### Exercise input

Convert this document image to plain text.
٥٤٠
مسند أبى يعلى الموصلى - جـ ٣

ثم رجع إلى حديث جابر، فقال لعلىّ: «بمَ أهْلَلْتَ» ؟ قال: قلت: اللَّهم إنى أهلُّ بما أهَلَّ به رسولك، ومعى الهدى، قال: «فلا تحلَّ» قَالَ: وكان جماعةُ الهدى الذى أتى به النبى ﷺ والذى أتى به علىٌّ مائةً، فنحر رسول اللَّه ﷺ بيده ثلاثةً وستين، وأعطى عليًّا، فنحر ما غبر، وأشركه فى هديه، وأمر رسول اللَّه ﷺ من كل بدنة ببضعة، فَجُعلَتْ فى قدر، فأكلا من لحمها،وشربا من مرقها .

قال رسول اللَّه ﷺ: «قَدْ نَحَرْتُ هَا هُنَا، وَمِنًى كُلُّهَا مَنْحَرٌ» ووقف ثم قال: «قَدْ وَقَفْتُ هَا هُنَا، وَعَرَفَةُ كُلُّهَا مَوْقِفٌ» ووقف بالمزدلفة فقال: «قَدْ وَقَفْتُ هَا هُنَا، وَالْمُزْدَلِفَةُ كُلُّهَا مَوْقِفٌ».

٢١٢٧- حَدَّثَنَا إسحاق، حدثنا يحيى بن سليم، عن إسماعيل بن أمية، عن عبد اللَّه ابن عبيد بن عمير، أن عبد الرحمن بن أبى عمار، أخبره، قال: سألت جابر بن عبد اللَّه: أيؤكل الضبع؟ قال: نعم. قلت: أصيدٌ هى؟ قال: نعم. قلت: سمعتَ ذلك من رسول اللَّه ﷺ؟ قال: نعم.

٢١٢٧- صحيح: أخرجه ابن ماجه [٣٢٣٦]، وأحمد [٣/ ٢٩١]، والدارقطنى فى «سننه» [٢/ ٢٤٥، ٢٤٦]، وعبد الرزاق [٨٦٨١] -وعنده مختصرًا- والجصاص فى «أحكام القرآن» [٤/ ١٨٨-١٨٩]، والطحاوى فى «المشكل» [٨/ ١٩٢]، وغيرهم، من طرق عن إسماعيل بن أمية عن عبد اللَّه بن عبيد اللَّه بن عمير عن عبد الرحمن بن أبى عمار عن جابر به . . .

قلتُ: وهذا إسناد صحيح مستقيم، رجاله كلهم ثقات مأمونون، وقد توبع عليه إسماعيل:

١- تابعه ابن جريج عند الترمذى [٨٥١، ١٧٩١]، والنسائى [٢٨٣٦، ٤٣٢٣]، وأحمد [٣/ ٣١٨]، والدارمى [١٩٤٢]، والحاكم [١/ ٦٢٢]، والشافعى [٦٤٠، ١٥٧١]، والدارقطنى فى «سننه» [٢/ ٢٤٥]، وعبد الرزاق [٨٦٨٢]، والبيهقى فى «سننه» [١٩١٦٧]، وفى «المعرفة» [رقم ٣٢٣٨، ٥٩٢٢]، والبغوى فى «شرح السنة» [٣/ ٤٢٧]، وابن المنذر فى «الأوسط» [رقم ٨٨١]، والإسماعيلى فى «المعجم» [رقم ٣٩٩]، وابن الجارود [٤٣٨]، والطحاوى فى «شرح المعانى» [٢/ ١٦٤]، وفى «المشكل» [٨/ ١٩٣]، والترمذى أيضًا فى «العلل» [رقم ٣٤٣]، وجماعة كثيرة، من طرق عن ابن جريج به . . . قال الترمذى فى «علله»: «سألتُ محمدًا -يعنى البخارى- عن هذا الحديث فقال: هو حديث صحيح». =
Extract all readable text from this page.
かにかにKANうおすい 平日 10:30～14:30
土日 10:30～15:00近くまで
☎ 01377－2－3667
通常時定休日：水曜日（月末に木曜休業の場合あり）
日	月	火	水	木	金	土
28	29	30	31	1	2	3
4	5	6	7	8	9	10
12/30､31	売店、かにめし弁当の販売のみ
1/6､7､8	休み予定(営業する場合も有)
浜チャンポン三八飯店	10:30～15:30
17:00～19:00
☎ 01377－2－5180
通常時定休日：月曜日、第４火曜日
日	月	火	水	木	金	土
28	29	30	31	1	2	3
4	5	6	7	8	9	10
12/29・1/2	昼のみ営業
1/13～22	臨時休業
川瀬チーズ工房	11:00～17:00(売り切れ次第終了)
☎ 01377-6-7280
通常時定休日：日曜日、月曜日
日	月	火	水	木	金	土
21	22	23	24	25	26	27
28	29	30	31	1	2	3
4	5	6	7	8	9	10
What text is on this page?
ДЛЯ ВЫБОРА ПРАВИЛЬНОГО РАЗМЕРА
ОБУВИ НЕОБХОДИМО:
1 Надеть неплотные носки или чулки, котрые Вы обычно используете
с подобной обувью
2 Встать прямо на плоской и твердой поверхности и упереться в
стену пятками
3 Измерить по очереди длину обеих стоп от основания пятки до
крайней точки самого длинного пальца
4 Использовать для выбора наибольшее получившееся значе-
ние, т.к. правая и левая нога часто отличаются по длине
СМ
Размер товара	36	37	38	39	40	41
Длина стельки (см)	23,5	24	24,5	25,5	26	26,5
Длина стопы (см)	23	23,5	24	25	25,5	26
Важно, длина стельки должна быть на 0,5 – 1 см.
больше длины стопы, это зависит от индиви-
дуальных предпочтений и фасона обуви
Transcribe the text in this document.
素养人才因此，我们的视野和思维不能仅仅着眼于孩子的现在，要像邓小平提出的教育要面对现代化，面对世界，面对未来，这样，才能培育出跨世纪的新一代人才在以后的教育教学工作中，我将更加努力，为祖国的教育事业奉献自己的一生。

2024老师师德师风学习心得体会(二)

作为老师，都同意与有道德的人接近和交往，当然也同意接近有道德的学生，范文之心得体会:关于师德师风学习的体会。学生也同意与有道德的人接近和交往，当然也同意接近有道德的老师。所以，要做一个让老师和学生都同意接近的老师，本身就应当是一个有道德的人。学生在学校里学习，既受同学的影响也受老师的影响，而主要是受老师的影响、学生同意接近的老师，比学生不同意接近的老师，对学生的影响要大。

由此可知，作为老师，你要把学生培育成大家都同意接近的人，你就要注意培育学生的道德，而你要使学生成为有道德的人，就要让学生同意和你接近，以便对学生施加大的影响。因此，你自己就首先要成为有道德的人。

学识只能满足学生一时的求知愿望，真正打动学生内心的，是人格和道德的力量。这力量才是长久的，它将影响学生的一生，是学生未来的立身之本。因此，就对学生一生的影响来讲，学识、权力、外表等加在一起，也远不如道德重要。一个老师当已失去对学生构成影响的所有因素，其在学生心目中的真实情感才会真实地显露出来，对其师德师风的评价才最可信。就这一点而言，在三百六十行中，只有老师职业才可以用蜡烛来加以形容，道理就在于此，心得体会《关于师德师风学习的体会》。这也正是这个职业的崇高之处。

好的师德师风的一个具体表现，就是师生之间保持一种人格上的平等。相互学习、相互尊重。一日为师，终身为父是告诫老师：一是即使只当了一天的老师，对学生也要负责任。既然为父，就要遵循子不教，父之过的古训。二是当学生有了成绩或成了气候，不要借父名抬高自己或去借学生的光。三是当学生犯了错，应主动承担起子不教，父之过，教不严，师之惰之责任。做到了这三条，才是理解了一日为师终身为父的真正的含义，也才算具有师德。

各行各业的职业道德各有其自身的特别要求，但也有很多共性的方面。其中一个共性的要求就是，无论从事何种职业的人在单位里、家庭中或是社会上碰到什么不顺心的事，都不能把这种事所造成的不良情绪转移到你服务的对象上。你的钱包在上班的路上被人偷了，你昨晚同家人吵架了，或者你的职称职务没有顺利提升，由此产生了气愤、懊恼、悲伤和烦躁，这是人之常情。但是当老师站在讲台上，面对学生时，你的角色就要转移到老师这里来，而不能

### What the exercise asks
All of the entries must be written out exactly as they stand.

### Task answer
Convert this document image to plain text.
٥٤٠
مسند أبى يعلى الموصلى - جـ ٣

ثم رجع إلى حديث جابر، فقال لعلىّ: «بمَ أهْلَلْتَ» ؟ قال: قلت: اللَّهم إنى أهلُّ بما أهَلَّ به رسولك، ومعى الهدى، قال: «فلا تحلَّ» قَالَ: وكان جماعةُ الهدى الذى أتى به النبى ﷺ والذى أتى به علىٌّ مائةً، فنحر رسول اللَّه ﷺ بيده ثلاثةً وستين، وأعطى عليًّا، فنحر ما غبر، وأشركه فى هديه، وأمر رسول اللَّه ﷺ من كل بدنة ببضعة، فَجُعلَتْ فى قدر، فأكلا من لحمها،وشربا من مرقها .

قال رسول اللَّه ﷺ: «قَدْ نَحَرْتُ هَا هُنَا، وَمِنًى كُلُّهَا مَنْحَرٌ» ووقف ثم قال: «قَدْ وَقَفْتُ هَا هُنَا، وَعَرَفَةُ كُلُّهَا مَوْقِفٌ» ووقف بالمزدلفة فقال: «قَدْ وَقَفْتُ هَا هُنَا، وَالْمُزْدَلِفَةُ كُلُّهَا مَوْقِفٌ».

٢١٢٧- حَدَّثَنَا إسحاق، حدثنا يحيى بن سليم، عن إسماعيل بن أمية، عن عبد اللَّه ابن عبيد بن عمير، أن عبد الرحمن بن أبى عمار، أخبره، قال: سألت جابر بن عبد اللَّه: أيؤكل الضبع؟ قال: نعم. قلت: أصيدٌ هى؟ قال: نعم. قلت: سمعتَ ذلك من رسول اللَّه ﷺ؟ قال: نعم.

٢١٢٧- صحيح: أخرجه ابن ماجه [٣٢٣٦]، وأحمد [٣/ ٢٩١]، والدارقطنى فى «سننه» [٢/ ٢٤٥، ٢٤٦]، وعبد الرزاق [٨٦٨١] -وعنده مختصرًا- والجصاص فى «أحكام القرآن» [٤/ ١٨٨-١٨٩]، والطحاوى فى «المشكل» [٨/ ١٩٢]، وغيرهم، من طرق عن إسماعيل بن أمية عن عبد اللَّه بن عبيد اللَّه بن عمير عن عبد الرحمن بن أبى عمار عن جابر به . . .

قلتُ: وهذا إسناد صحيح مستقيم، رجاله كلهم ثقات مأمونون، وقد توبع عليه إسماعيل:

١- تابعه ابن جريج عند الترمذى [٨٥١، ١٧٩١]، والنسائى [٢٨٣٦، ٤٣٢٣]، وأحمد [٣/ ٣١٨]، والدارمى [١٩٤٢]، والحاكم [١/ ٦٢٢]، والشافعى [٦٤٠، ١٥٧١]، والدارقطنى فى «سننه» [٢/ ٢٤٥]، وعبد الرزاق [٨٦٨٢]، والبيهقى فى «سننه» [١٩١٦٧]، وفى «المعرفة» [رقم ٣٢٣٨، ٥٩٢٢]، والبغوى فى «شرح السنة» [٣/ ٤٢٧]، وابن المنذر فى «الأوسط» [رقم ٨٨١]، والإسماعيلى فى «المعجم» [رقم ٣٩٩]، وابن الجارود [٤٣٨]، والطحاوى فى «شرح المعانى» [٢/ ١٦٤]، وفى «المشكل» [٨/ ١٩٣]، والترمذى أيضًا فى «العلل» [رقم ٣٤٣]، وجماعة كثيرة، من طرق عن ابن جريج به . . . قال الترمذى فى «علله»: «سألتُ محمدًا -يعنى البخارى- عن هذا الحديث فقال: هو حديث صحيح». =
Extract all readable text from this page.
かにかにKANうおすい 平日 10:30～14:30
土日 10:30～15:00近くまで
☎ 01377－2－3667
通常時定休日：水曜日（月末に木曜休業の場合あり）
日	月	火	水	木	金	土
28	29	30	31	1	2	3
4	5	6	7	8	9	10
12/30､31	売店、かにめし弁当の販売のみ
1/6､7､8	休み予定(営業する場合も有)
浜チャンポン三八飯店	10:30～15:30
17:00～19:00
☎ 01377－2－5180
通常時定休日：月曜日、第４火曜日
日	月	火	水	木	金	土
28	29	30	31	1	2	3
4	5	6	7	8	9	10
12/29・1/2	昼のみ営業
1/13～22	臨時休業
川瀬チーズ工房	11:00～17:00(売り切れ次第終了)
☎ 01377-6-7280
通常時定休日：日曜日、月曜日
日	月	火	水	木	金	土
21	22	23	24	25	26	27
28	29	30	31	1	2	3
4	5	6	7	8	9	10
What text is on this page?
ДЛЯ ВЫБОРА ПРАВИЛЬНОГО РАЗМЕРА
ОБУВИ НЕОБХОДИМО:
1 Надеть неплотные носки или чулки, котрые Вы обычно используете
с подобной обувью
2 Встать прямо на плоской и твердой поверхности и упереться в
стену пятками
3 Измерить по очереди длину обеих стоп от основания пятки до
крайней точки самого длинного пальца
4 Использовать для выбора наибольшее получившееся значе-
ние, т.к. правая и левая нога часто отличаются по длине
СМ
Размер товара	36	37	38	39	40	41
Длина стельки (см)	23,5	24	24,5	25,5	26	26,5
Длина стопы (см)	23	23,5	24	25	25,5	26
Важно, длина стельки должна быть на 0,5 – 1 см.
больше длины стопы, это зависит от индиви-
дуальных предпочтений и фасона обуви
Transcribe the text in this document.
素养人才因此，我们的视野和思维不能仅仅着眼于孩子的现在，要像邓小平提出的教育要面对现代化，面对世界，面对未来，这样，才能培育出跨世纪的新一代人才在以后的教育教学工作中，我将更加努力，为祖国的教育事业奉献自己的一生。

2024老师师德师风学习心得体会(二)

作为老师，都同意与有道德的人接近和交往，当然也同意接近有道德的学生，范文之心得体会:关于师德师风学习的体会。学生也同意与有道德的人接近和交往，当然也同意接近有道德的老师。所以，要做一个让老师和学生都同意接近的老师，本身就应当是一个有道德的人。学生在学校里学习，既受同学的影响也受老师的影响，而主要是受老师的影响、学生同意接近的老师，比学生不同意接近的老师，对学生的影响要大。

由此可知，作为老师，你要把学生培育成大家都同意接近的人，你就要注意培育学生的道德，而你要使学生成为有道德的人，就要让学生同意和你接近，以便对学生施加大的影响。因此，你自己就首先要成为有道德的人。

学识只能满足学生一时的求知愿望，真正打动学生内心的，是人格和道德的力量。这力量才是长久的，它将影响学生的一生，是学生未来的立身之本。因此，就对学生一生的影响来讲，学识、权力、外表等加在一起，也远不如道德重要。一个老师当已失去对学生构成影响的所有因素，其在学生心目中的真实情感才会真实地显露出来，对其师德师风的评价才最可信。就这一点而言，在三百六十行中，只有老师职业才可以用蜡烛来加以形容，道理就在于此，心得体会《关于师德师风学习的体会》。这也正是这个职业的崇高之处。

好的师德师风的一个具体表现，就是师生之间保持一种人格上的平等。相互学习、相互尊重。一日为师，终身为父是告诫老师：一是即使只当了一天的老师，对学生也要负责任。既然为父，就要遵循子不教，父之过的古训。二是当学生有了成绩或成了气候，不要借父名抬高自己或去借学生的光。三是当学生犯了错，应主动承担起子不教，父之过，教不严，师之惰之责任。做到了这三条，才是理解了一日为师终身为父的真正的含义，也才算具有师德。

各行各业的职业道德各有其自身的特别要求，但也有很多共性的方面。其中一个共性的要求就是，无论从事何种职业的人在单位里、家庭中或是社会上碰到什么不顺心的事，都不能把这种事所造成的不良情绪转移到你服务的对象上。你的钱包在上班的路上被人偷了，你昨晚同家人吵架了，或者你的职称职务没有顺利提升，由此产生了气愤、懊恼、悲伤和烦躁，这是人之常情。但是当老师站在讲台上，面对学生时，你的角色就要转移到老师这里来，而不能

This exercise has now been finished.